Search the records below for the word "Orders" and show every line where it occurs.

+++ INPUT RECORDS +++

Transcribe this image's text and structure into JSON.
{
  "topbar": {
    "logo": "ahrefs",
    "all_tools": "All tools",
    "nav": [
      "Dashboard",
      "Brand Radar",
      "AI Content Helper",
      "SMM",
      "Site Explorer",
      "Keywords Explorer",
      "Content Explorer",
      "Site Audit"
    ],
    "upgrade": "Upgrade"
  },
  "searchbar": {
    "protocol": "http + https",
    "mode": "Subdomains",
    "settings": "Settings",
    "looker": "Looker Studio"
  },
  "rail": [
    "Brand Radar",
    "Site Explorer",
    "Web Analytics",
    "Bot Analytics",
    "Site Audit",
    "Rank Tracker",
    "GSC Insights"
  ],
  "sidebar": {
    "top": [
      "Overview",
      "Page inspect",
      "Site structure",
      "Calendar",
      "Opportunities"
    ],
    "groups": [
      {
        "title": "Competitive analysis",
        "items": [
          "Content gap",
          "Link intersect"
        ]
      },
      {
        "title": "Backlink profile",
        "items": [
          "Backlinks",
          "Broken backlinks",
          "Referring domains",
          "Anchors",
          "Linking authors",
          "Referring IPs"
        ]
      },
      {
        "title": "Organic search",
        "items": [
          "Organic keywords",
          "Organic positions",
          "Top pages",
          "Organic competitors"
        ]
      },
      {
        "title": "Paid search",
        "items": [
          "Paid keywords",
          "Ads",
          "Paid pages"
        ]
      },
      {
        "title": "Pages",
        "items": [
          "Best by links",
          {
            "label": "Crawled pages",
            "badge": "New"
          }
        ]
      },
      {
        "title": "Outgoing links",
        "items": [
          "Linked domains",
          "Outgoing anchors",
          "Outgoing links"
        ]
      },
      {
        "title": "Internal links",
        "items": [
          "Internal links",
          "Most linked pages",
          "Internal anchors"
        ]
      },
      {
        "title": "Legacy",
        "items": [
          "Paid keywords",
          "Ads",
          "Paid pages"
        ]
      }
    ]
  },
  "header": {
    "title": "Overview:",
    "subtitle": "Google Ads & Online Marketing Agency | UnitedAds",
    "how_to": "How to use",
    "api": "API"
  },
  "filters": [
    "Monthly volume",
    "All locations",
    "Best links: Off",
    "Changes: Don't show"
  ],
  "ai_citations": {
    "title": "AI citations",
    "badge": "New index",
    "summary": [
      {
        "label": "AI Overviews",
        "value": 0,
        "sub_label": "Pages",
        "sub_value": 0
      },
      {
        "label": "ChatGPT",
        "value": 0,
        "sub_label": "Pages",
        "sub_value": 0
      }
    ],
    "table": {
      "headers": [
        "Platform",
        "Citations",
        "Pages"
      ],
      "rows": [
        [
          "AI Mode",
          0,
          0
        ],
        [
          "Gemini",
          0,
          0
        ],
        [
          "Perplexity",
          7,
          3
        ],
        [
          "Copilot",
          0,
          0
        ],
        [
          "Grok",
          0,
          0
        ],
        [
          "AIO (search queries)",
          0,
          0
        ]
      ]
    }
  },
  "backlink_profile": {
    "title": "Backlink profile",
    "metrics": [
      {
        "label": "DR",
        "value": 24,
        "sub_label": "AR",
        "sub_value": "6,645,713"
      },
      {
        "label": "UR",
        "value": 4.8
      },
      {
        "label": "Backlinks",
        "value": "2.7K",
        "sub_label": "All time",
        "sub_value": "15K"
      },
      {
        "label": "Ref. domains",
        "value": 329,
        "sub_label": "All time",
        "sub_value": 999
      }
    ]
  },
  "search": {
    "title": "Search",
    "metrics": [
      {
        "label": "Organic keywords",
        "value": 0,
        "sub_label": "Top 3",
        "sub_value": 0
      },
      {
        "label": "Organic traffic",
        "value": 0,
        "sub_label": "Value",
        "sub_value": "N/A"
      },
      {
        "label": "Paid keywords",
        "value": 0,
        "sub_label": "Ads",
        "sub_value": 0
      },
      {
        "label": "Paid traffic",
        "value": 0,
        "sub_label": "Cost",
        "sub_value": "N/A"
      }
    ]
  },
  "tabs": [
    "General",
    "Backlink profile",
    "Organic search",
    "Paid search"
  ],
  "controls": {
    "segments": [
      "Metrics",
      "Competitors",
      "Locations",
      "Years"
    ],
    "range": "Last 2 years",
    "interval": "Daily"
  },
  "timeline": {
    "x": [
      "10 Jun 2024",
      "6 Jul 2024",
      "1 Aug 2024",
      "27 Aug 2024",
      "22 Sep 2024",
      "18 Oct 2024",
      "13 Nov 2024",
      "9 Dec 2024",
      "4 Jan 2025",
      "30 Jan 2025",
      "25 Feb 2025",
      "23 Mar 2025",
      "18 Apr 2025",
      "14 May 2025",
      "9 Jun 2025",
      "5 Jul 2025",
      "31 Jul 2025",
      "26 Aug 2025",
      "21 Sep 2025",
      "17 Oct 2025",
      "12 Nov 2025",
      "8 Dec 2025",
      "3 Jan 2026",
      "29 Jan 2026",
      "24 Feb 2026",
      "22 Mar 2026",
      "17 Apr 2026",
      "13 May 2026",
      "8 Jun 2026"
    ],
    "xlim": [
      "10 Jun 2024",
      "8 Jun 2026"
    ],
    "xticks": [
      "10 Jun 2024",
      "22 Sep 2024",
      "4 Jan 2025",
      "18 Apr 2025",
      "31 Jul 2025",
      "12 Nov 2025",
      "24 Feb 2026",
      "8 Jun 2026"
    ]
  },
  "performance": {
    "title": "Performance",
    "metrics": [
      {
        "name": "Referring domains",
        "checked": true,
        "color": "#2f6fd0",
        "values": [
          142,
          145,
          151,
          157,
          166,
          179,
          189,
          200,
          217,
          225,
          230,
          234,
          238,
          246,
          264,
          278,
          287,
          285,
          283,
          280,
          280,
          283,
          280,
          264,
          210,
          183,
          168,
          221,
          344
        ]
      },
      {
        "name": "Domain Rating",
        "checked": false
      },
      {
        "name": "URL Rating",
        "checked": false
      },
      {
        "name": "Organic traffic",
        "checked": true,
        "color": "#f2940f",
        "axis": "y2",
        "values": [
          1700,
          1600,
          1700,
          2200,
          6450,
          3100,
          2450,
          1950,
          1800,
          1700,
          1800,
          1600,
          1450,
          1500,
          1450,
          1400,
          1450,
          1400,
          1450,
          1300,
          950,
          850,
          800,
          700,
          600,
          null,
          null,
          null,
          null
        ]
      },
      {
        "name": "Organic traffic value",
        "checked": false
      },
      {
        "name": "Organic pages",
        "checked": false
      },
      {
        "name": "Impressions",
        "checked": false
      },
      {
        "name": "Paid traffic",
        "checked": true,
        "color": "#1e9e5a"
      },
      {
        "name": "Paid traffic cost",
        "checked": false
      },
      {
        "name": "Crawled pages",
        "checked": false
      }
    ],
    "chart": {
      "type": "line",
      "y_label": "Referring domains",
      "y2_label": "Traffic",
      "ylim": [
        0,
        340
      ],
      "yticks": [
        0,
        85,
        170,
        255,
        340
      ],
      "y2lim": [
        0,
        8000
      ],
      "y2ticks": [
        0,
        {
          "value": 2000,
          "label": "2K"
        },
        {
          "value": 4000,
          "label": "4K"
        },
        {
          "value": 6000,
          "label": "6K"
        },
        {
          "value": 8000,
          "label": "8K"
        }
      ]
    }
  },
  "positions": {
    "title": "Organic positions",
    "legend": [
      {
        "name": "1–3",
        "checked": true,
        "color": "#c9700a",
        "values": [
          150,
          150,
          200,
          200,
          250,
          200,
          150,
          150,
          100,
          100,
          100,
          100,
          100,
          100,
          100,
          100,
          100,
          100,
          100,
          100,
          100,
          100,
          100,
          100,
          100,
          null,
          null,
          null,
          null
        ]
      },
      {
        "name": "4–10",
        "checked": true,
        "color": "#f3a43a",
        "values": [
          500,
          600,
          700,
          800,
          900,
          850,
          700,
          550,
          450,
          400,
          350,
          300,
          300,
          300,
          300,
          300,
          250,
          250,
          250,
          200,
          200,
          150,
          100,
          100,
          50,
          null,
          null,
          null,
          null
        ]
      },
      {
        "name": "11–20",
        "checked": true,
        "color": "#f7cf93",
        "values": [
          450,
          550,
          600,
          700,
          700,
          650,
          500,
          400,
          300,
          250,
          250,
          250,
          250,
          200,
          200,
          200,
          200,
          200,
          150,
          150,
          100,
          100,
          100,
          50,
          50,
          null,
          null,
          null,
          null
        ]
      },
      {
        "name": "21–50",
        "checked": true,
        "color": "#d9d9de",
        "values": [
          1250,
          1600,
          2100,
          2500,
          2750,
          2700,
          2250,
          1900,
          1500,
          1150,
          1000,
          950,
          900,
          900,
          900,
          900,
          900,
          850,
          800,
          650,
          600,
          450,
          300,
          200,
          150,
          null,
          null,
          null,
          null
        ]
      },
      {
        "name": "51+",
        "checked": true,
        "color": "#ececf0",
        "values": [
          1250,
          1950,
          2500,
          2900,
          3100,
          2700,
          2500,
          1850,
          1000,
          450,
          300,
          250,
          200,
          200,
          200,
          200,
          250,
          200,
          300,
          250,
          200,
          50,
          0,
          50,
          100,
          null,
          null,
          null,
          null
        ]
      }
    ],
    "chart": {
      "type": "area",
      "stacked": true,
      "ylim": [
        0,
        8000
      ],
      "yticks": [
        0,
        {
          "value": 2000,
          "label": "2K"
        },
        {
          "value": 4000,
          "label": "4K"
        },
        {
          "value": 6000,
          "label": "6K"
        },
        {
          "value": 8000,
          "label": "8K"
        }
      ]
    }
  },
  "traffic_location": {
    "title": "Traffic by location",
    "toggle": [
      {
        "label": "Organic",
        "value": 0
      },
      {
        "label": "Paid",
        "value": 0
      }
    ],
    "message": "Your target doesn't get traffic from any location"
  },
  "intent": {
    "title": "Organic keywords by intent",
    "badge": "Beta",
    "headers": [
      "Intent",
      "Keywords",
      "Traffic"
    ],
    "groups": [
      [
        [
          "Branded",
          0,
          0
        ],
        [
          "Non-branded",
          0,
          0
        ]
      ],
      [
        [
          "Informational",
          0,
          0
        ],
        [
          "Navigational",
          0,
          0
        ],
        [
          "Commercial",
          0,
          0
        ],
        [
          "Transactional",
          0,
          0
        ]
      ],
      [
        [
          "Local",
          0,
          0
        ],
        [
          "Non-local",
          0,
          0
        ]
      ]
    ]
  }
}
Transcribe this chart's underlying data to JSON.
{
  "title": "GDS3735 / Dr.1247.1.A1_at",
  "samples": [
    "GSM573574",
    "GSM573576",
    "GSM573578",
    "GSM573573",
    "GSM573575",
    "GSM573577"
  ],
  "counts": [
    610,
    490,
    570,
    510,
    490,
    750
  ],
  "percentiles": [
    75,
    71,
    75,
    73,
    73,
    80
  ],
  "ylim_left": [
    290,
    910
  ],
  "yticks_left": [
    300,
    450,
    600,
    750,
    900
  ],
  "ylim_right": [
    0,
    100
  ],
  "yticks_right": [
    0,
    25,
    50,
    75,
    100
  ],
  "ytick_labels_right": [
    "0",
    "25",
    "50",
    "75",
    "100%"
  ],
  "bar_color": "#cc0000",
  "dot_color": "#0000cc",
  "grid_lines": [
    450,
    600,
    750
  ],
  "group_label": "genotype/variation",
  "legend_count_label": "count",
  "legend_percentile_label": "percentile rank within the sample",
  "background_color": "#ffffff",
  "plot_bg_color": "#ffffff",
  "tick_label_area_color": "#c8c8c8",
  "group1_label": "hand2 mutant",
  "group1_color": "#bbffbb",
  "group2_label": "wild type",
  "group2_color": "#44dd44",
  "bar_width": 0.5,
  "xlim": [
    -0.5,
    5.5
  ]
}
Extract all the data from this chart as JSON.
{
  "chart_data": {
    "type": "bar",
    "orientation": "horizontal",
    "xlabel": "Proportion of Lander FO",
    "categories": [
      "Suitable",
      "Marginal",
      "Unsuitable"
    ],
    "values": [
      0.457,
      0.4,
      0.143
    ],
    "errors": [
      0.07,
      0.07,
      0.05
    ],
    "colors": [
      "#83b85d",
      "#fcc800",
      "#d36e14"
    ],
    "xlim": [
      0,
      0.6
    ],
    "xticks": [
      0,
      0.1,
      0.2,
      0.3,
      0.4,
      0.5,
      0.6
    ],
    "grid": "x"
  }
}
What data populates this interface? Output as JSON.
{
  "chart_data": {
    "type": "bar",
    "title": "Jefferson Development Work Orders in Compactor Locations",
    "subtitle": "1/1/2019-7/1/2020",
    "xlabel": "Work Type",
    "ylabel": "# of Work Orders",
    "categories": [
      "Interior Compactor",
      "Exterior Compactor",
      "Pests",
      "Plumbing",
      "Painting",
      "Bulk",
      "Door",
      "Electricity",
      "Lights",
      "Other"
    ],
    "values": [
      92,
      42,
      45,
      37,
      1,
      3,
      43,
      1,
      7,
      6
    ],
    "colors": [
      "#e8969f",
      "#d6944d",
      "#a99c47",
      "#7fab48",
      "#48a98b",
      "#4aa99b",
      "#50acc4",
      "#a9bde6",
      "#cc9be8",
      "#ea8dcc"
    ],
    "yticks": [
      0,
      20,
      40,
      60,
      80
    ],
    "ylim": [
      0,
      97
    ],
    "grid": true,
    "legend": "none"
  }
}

+++

• [SOLUTION TO THIS EXERCISE]
    "title": "Jefferson Development Work Orders in Compactor Locations",
    "ylabel": "# of Work Orders",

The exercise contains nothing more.